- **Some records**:
· · · · ·

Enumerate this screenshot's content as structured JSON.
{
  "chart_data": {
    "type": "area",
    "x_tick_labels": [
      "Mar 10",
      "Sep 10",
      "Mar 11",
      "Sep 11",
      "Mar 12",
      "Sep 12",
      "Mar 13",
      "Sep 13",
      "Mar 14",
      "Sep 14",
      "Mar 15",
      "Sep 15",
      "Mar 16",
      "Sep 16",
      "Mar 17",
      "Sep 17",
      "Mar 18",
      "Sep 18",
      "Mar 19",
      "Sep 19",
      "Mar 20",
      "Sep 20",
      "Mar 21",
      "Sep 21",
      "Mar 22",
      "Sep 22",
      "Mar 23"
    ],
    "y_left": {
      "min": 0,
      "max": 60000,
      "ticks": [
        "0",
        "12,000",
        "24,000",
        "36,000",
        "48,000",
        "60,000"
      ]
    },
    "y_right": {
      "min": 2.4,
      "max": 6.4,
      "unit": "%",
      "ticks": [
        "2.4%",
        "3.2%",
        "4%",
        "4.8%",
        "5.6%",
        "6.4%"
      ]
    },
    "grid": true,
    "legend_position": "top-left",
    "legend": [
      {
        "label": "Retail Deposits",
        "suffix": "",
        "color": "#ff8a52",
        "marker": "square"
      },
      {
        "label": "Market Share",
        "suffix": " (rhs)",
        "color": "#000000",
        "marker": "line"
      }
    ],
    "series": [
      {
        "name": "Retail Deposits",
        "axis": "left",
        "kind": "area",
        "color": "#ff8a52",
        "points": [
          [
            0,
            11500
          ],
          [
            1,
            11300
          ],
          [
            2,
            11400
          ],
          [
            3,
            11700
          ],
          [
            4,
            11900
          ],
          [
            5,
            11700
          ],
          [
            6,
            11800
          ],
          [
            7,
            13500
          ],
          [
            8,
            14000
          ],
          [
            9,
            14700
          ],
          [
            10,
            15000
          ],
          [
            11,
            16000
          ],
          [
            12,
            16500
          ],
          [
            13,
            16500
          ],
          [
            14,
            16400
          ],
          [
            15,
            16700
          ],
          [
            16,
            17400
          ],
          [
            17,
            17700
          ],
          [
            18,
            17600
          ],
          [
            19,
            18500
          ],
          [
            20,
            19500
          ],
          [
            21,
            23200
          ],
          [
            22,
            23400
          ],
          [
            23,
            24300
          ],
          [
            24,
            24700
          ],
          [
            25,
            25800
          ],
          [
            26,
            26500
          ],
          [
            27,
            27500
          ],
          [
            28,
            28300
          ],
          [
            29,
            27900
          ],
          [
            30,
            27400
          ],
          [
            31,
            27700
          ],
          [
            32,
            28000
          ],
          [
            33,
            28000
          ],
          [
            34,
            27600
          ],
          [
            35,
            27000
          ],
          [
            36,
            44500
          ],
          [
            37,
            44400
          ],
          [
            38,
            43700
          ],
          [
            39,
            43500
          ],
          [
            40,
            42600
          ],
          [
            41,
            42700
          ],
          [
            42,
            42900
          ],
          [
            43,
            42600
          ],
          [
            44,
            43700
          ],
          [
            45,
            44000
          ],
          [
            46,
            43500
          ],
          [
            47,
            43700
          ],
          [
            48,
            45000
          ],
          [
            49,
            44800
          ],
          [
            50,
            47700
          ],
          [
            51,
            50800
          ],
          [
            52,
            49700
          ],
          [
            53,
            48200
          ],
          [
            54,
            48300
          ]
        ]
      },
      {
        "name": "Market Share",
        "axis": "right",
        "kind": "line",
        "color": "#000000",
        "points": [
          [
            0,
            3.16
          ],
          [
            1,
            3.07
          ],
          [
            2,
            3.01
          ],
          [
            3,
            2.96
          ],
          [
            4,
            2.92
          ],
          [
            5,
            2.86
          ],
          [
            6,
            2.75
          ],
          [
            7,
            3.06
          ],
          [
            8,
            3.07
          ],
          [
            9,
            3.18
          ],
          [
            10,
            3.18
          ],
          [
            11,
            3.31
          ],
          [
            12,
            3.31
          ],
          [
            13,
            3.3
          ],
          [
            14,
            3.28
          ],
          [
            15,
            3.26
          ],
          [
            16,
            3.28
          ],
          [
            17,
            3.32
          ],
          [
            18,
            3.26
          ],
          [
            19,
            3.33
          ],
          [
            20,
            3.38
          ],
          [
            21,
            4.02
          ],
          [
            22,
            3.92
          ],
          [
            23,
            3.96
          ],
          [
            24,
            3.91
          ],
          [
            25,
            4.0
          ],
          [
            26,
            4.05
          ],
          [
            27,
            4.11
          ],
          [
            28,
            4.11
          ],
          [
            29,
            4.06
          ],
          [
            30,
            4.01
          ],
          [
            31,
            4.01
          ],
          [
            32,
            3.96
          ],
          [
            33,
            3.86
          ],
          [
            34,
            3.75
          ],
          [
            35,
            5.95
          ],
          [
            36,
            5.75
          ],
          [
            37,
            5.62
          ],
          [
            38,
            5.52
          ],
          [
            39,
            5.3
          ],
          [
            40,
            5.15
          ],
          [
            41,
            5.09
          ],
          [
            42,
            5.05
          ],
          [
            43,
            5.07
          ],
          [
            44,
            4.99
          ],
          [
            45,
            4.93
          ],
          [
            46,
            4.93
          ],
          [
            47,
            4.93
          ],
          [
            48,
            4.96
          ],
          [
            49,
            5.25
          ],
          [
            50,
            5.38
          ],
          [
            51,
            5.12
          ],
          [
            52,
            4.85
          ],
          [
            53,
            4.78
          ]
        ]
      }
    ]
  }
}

· · · · ·

- **Given exercise**: Transcribe the entire listing above precisely.

- **Answer for the task**:
Enumerate this screenshot's content as structured JSON.
{
  "chart_data": {
    "type": "area",
    "x_tick_labels": [
      "Mar 10",
      "Sep 10",
      "Mar 11",
      "Sep 11",
      "Mar 12",
      "Sep 12",
      "Mar 13",
      "Sep 13",
      "Mar 14",
      "Sep 14",
      "Mar 15",
      "Sep 15",
      "Mar 16",
      "Sep 16",
      "Mar 17",
      "Sep 17",
      "Mar 18",
      "Sep 18",
      "Mar 19",
      "Sep 19",
      "Mar 20",
      "Sep 20",
      "Mar 21",
      "Sep 21",
      "Mar 22",
      "Sep 22",
      "Mar 23"
    ],
    "y_left": {
      "min": 0,
      "max": 60000,
      "ticks": [
        "0",
        "12,000",
        "24,000",
        "36,000",
        "48,000",
        "60,000"
      ]
    },
    "y_right": {
      "min": 2.4,
      "max": 6.4,
      "unit": "%",
      "ticks": [
        "2.4%",
        "3.2%",
        "4%",
        "4.8%",
        "5.6%",
        "6.4%"
      ]
    },
    "grid": true,
    "legend_position": "top-left",
    "legend": [
      {
        "label": "Retail Deposits",
        "suffix": "",
        "color": "#ff8a52",
        "marker": "square"
      },
      {
        "label": "Market Share",
        "suffix": " (rhs)",
        "color": "#000000",
        "marker": "line"
      }
    ],
    "series": [
      {
        "name": "Retail Deposits",
        "axis": "left",
        "kind": "area",
        "color": "#ff8a52",
        "points": [
          [
            0,
            11500
          ],
          [
            1,
            11300
          ],
          [
            2,
            11400
          ],
          [
            3,
            11700
          ],
          [
            4,
            11900
          ],
          [
            5,
            11700
          ],
          [
            6,
            11800
          ],
          [
            7,
            13500
          ],
          [
            8,
            14000
          ],
          [
            9,
            14700
          ],
          [
            10,
            15000
          ],
          [
            11,
            16000
          ],
          [
            12,
            16500
          ],
          [
            13,
            16500
          ],
          [
            14,
            16400
          ],
          [
            15,
            16700
          ],
          [
            16,
            17400
          ],
          [
            17,
            17700
          ],
          [
            18,
            17600
          ],
          [
            19,
            18500
          ],
          [
            20,
            19500
          ],
          [
            21,
            23200
          ],
          [
            22,
            23400
          ],
          [
            23,
            24300
          ],
          [
            24,
            24700
          ],
          [
            25,
            25800
          ],
          [
            26,
            26500
          ],
          [
            27,
            27500
          ],
          [
            28,
            28300
          ],
          [
            29,
            27900
          ],
          [
            30,
            27400
          ],
          [
            31,
            27700
          ],
          [
            32,
            28000
          ],
          [
            33,
            28000
          ],
          [
            34,
            27600
          ],
          [
            35,
            27000
          ],
          [
            36,
            44500
          ],
          [
            37,
            44400
          ],
          [
            38,
            43700
          ],
          [
            39,
            43500
          ],
          [
            40,
            42600
          ],
          [
            41,
            42700
          ],
          [
            42,
            42900
          ],
          [
            43,
            42600
          ],
          [
            44,
            43700
          ],
          [
            45,
            44000
          ],
          [
            46,
            43500
          ],
          [
            47,
            43700
          ],
          [
            48,
            45000
          ],
          [
            49,
            44800
          ],
          [
            50,
            47700
          ],
          [
            51,
            50800
          ],
          [
            52,
            49700
          ],
          [
            53,
            48200
          ],
          [
            54,
            48300
          ]
        ]
      },
      {
        "name": "Market Share",
        "axis": "right",
        "kind": "line",
        "color": "#000000",
        "points": [
          [
            0,
            3.16
          ],
          [
            1,
            3.07
          ],
          [
            2,
            3.01
          ],
          [
            3,
            2.96
          ],
          [
            4,
            2.92
          ],
          [
            5,
            2.86
          ],
          [
            6,
            2.75
          ],
          [
            7,
            3.06
          ],
          [
            8,
            3.07
          ],
          [
            9,
            3.18
          ],
          [
            10,
            3.18
          ],
          [
            11,
            3.31
          ],
          [
            12,
            3.31
          ],
          [
            13,
            3.3
          ],
          [
            14,
            3.28
          ],
          [
            15,
            3.26
          ],
          [
            16,
            3.28
          ],
          [
            17,
            3.32
          ],
          [
            18,
            3.26
          ],
          [
            19,
            3.33
          ],
          [
            20,
            3.38
          ],
          [
            21,
            4.02
          ],
          [
            22,
            3.92
          ],
          [
            23,
            3.96
          ],
          [
            24,
            3.91
          ],
          [
            25,
            4.0
          ],
          [
            26,
            4.05
          ],
          [
            27,
            4.11
          ],
          [
            28,
            4.11
          ],
          [
            29,
            4.06
          ],
          [
            30,
            4.01
          ],
          [
            31,
            4.01
          ],
          [
            32,
            3.96
          ],
          [
            33,
            3.86
          ],
          [
            34,
            3.75
          ],
          [
            35,
            5.95
          ],
          [
            36,
            5.75
          ],
          [
            37,
            5.62
          ],
          [
            38,
            5.52
          ],
          [
            39,
            5.3
          ],
          [
            40,
            5.15
          ],
          [
            41,
            5.09
          ],
          [
            42,
            5.05
          ],
          [
            43,
            5.07
          ],
          [
            44,
            4.99
          ],
          [
            45,
            4.93
          ],
          [
            46,
            4.93
          ],
          [
            47,
            4.93
          ],
          [
            48,
            4.96
          ],
          [
            49,
            5.25
          ],
          [
            50,
            5.38
          ],
          [
            51,
            5.12
          ],
          [
            52,
            4.85
          ],
          [
            53,
            4.78
          ]
        ]
      }
    ]
  }
}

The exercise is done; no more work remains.